Saved data entries:
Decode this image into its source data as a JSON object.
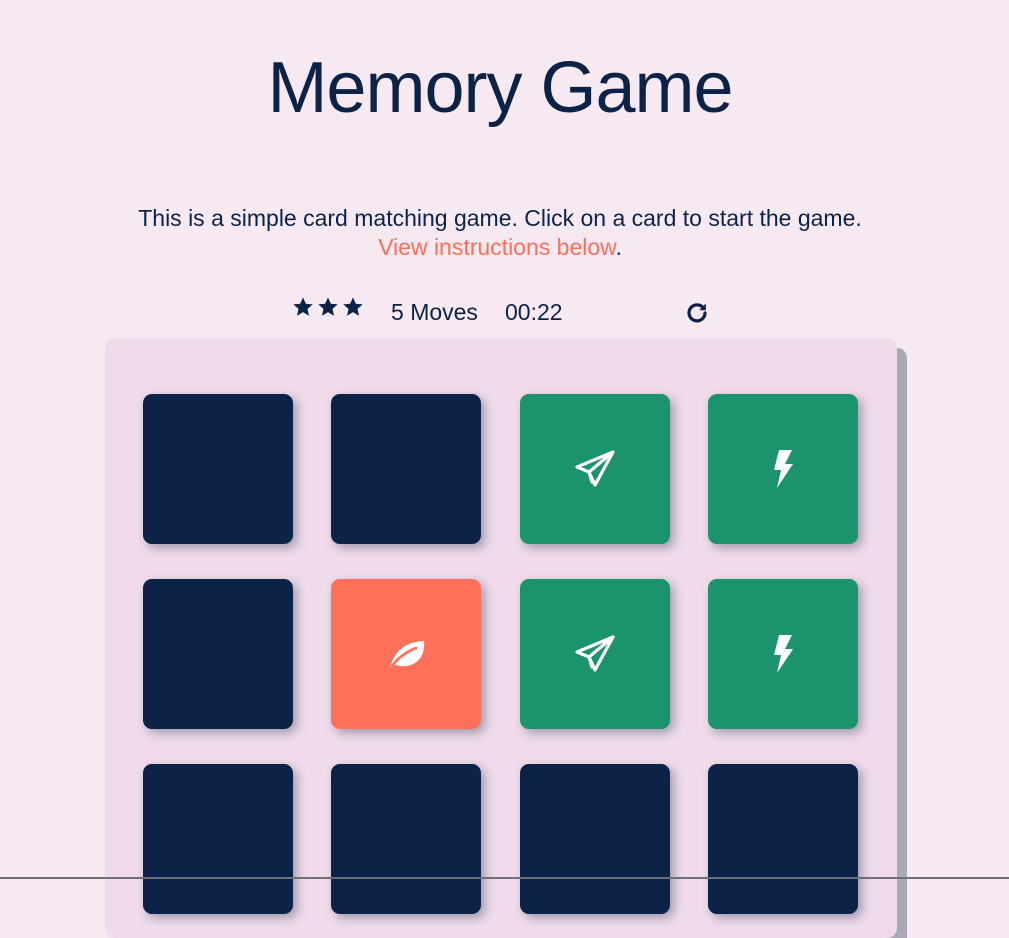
{
  "header": {
    "title": "Memory Game"
  },
  "intro": {
    "text": "This is a simple card matching game. Click on a card to start the game.",
    "link_text": "View instructions below",
    "trailing": "."
  },
  "score_panel": {
    "stars": 3,
    "moves": "5",
    "moves_label": "Moves",
    "timer": "00:22",
    "restart_icon": "restart-icon"
  },
  "colors": {
    "background": "#f7e9f2",
    "deck": "#efdbe9",
    "card_back": "#0c2347",
    "card_match": "#1b936c",
    "card_open": "#ff705a",
    "text": "#0c2347",
    "link": "#ff705a"
  },
  "deck": {
    "cards": [
      {
        "state": "closed",
        "icon": ""
      },
      {
        "state": "closed",
        "icon": ""
      },
      {
        "state": "match",
        "icon": "paper-plane-icon"
      },
      {
        "state": "match",
        "icon": "bolt-icon"
      },
      {
        "state": "closed",
        "icon": ""
      },
      {
        "state": "open",
        "icon": "leaf-icon"
      },
      {
        "state": "match",
        "icon": "paper-plane-icon"
      },
      {
        "state": "match",
        "icon": "bolt-icon"
      },
      {
        "state": "closed",
        "icon": ""
      },
      {
        "state": "closed",
        "icon": ""
      },
      {
        "state": "closed",
        "icon": ""
      },
      {
        "state": "closed",
        "icon": ""
      }
    ]
  }
}
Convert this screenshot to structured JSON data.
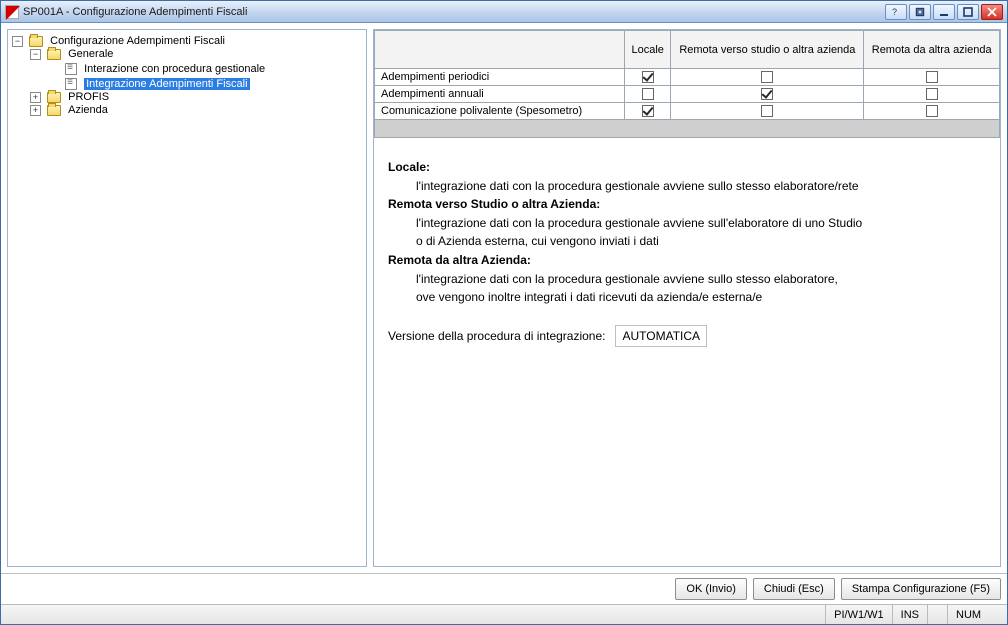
{
  "titlebar": {
    "title": "SP001A - Configurazione Adempimenti Fiscali"
  },
  "tree": {
    "root": "Configurazione Adempimenti Fiscali",
    "generale": "Generale",
    "interazione": "Interazione con procedura gestionale",
    "integrazione": "Integrazione Adempimenti Fiscali",
    "profis": "PROFIS",
    "azienda": "Azienda"
  },
  "grid": {
    "columns": [
      "Locale",
      "Remota verso studio o altra azienda",
      "Remota da altra azienda"
    ],
    "rows": [
      {
        "label": "Adempimenti periodici",
        "c0": true,
        "c1": false,
        "c2": false
      },
      {
        "label": "Adempimenti annuali",
        "c0": false,
        "c1": true,
        "c2": false
      },
      {
        "label": "Comunicazione polivalente (Spesometro)",
        "c0": true,
        "c1": false,
        "c2": false
      }
    ]
  },
  "desc": {
    "locale_label": "Locale:",
    "locale_text": "l'integrazione dati con la procedura gestionale avviene sullo stesso elaboratore/rete",
    "remota_studio_label": "Remota verso Studio o altra Azienda:",
    "remota_studio_text1": "l'integrazione dati con la procedura gestionale avviene sull'elaboratore di uno Studio",
    "remota_studio_text2": "o di Azienda esterna, cui vengono inviati i dati",
    "remota_altra_label": "Remota da altra Azienda:",
    "remota_altra_text1": "l'integrazione dati con la procedura gestionale avviene sullo stesso elaboratore,",
    "remota_altra_text2": "ove vengono inoltre integrati i dati ricevuti da azienda/e esterna/e",
    "version_label": "Versione della procedura di integrazione:",
    "version_value": "AUTOMATICA"
  },
  "buttons": {
    "ok": "OK (Invio)",
    "chiudi": "Chiudi (Esc)",
    "stampa": "Stampa Configurazione (F5)"
  },
  "status": {
    "path": "PI/W1/W1",
    "ins": "INS",
    "num": "NUM"
  }
}
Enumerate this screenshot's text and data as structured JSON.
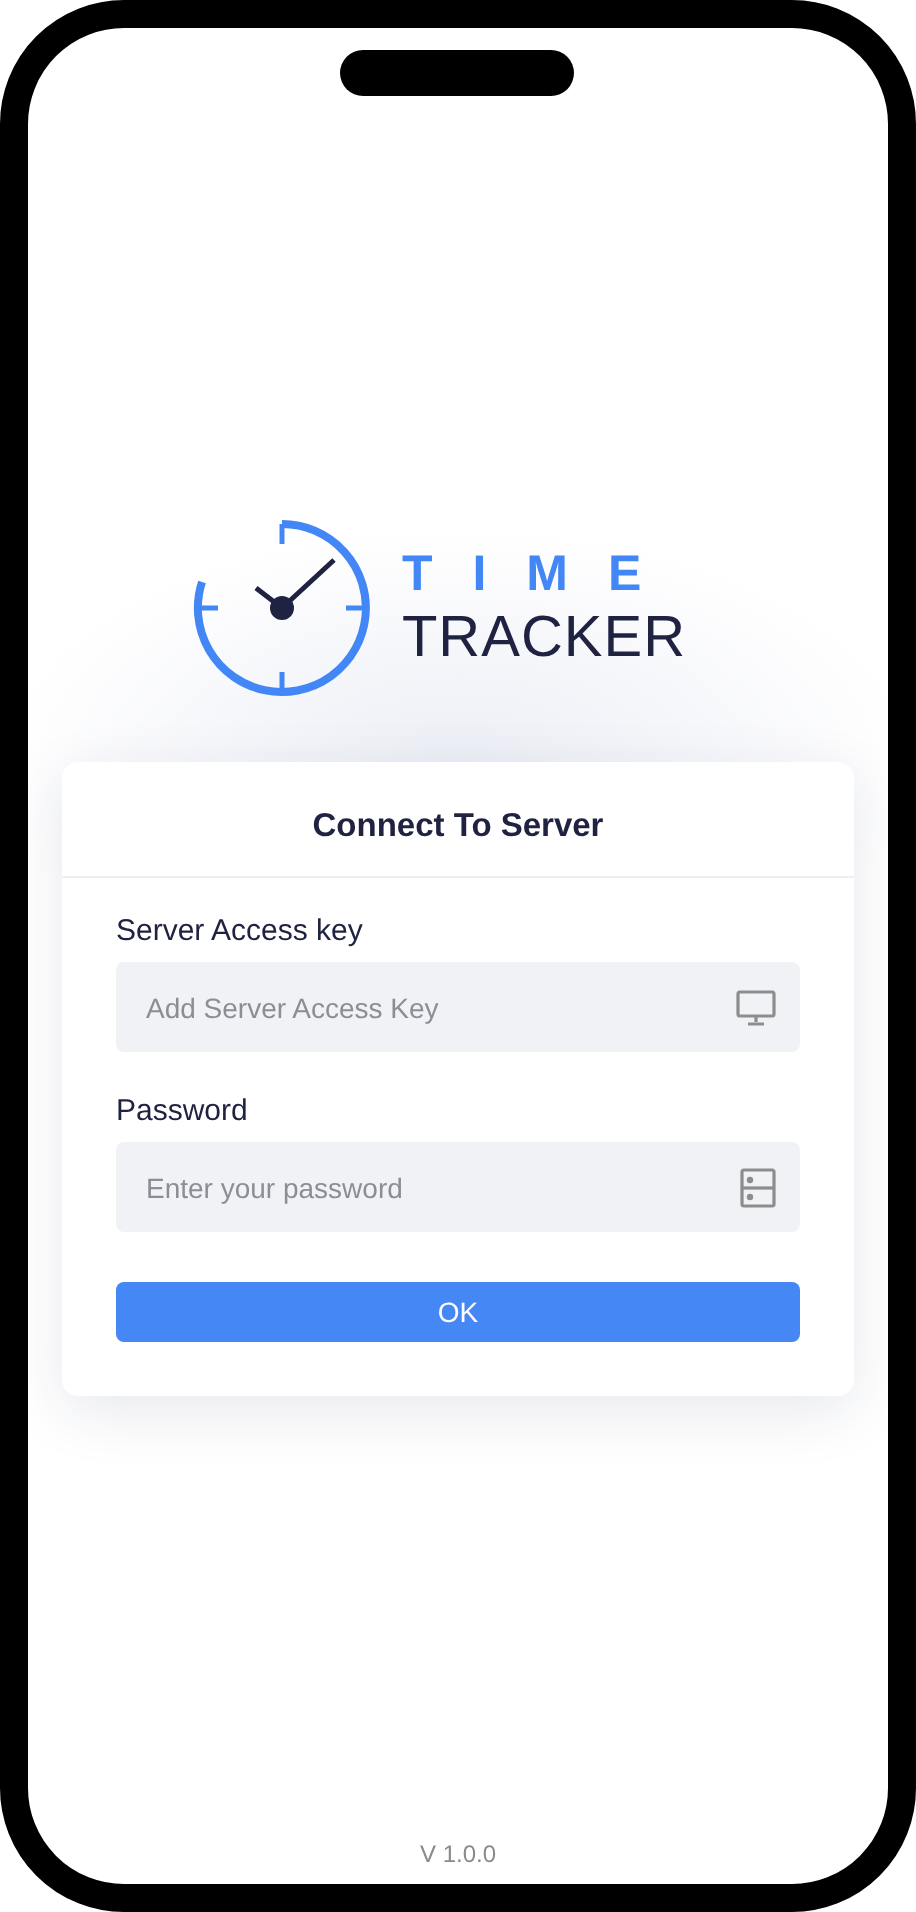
{
  "logo": {
    "line_1": "TIME",
    "line_2": "TRACKER"
  },
  "card": {
    "title": "Connect To Server",
    "fields": [
      {
        "label": "Server Access key",
        "placeholder": "Add Server Access Key",
        "kind": "monitor"
      },
      {
        "label": "Password",
        "placeholder": "Enter your password",
        "kind": "server"
      }
    ],
    "button": "OK"
  },
  "version": "V 1.0.0"
}
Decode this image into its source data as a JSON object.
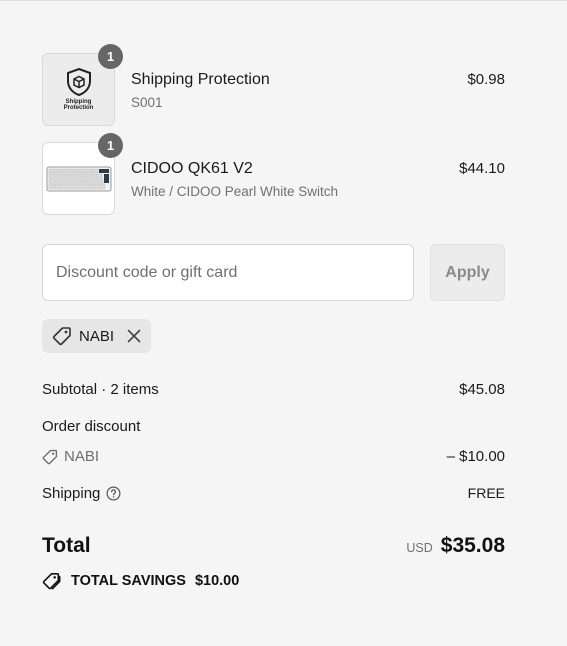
{
  "items": [
    {
      "name": "Shipping Protection",
      "sub": "S001",
      "price": "$0.98",
      "quantity": "1",
      "image_text": "Shipping Protection"
    },
    {
      "name": "CIDOO QK61 V2",
      "sub": "White / CIDOO Pearl White Switch",
      "price": "$44.10",
      "quantity": "1"
    }
  ],
  "discount": {
    "placeholder": "Discount code or gift card",
    "value": "",
    "apply_label": "Apply",
    "applied_code": "NABI"
  },
  "summary": {
    "subtotal_label": "Subtotal · 2 items",
    "subtotal_value": "$45.08",
    "order_discount_label": "Order discount",
    "discount_code": "NABI",
    "discount_value": "– $10.00",
    "shipping_label": "Shipping",
    "shipping_value": "FREE",
    "total_label": "Total",
    "currency": "USD",
    "total_value": "$35.08",
    "savings_label": "TOTAL SAVINGS",
    "savings_value": "$10.00"
  },
  "icons": {
    "tag": "tag-icon",
    "close": "close-icon",
    "help": "help-circle-icon",
    "shield": "shield-box-icon"
  }
}
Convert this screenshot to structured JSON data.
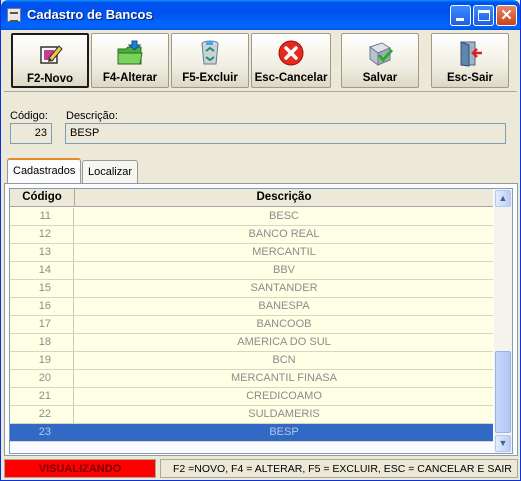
{
  "window": {
    "title": "Cadastro de Bancos"
  },
  "toolbar": {
    "buttons": [
      {
        "label": "F2-Novo",
        "icon": "new-record-icon"
      },
      {
        "label": "F4-Alterar",
        "icon": "edit-folder-icon"
      },
      {
        "label": "F5-Excluir",
        "icon": "recycle-bin-icon"
      },
      {
        "label": "Esc-Cancelar",
        "icon": "cancel-icon"
      },
      {
        "label": "Salvar",
        "icon": "save-icon"
      },
      {
        "label": "Esc-Sair",
        "icon": "exit-door-icon"
      }
    ]
  },
  "form": {
    "codigo_label": "Código:",
    "codigo_value": "23",
    "descricao_label": "Descrição:",
    "descricao_value": "BESP"
  },
  "tabs": [
    "Cadastrados",
    "Localizar"
  ],
  "grid": {
    "columns": [
      "Código",
      "Descrição"
    ],
    "rows": [
      {
        "codigo": "11",
        "descricao": "BESC"
      },
      {
        "codigo": "12",
        "descricao": "BANCO REAL"
      },
      {
        "codigo": "13",
        "descricao": "MERCANTIL"
      },
      {
        "codigo": "14",
        "descricao": "BBV"
      },
      {
        "codigo": "15",
        "descricao": "SANTANDER"
      },
      {
        "codigo": "16",
        "descricao": "BANESPA"
      },
      {
        "codigo": "17",
        "descricao": "BANCOOB"
      },
      {
        "codigo": "18",
        "descricao": "AMERICA DO SUL"
      },
      {
        "codigo": "19",
        "descricao": "BCN"
      },
      {
        "codigo": "20",
        "descricao": "MERCANTIL FINASA"
      },
      {
        "codigo": "21",
        "descricao": "CREDICOAMO"
      },
      {
        "codigo": "22",
        "descricao": "SULDAMERIS"
      },
      {
        "codigo": "23",
        "descricao": "BESP"
      }
    ],
    "selected_codigo": "23"
  },
  "status": {
    "mode": "VISUALIZANDO",
    "help": "F2 =NOVO, F4 = ALTERAR, F5 = EXCLUIR, ESC = CANCELAR E SAIR"
  },
  "colors": {
    "title_bar": "#0055ea",
    "selected_row": "#316ac5",
    "row_background": "#ffffe6",
    "status_mode_bg": "#ff0000"
  }
}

Exercise task: Your answer should be one number: how many lines in the material above contain the string "esterna".

Exercise output: 2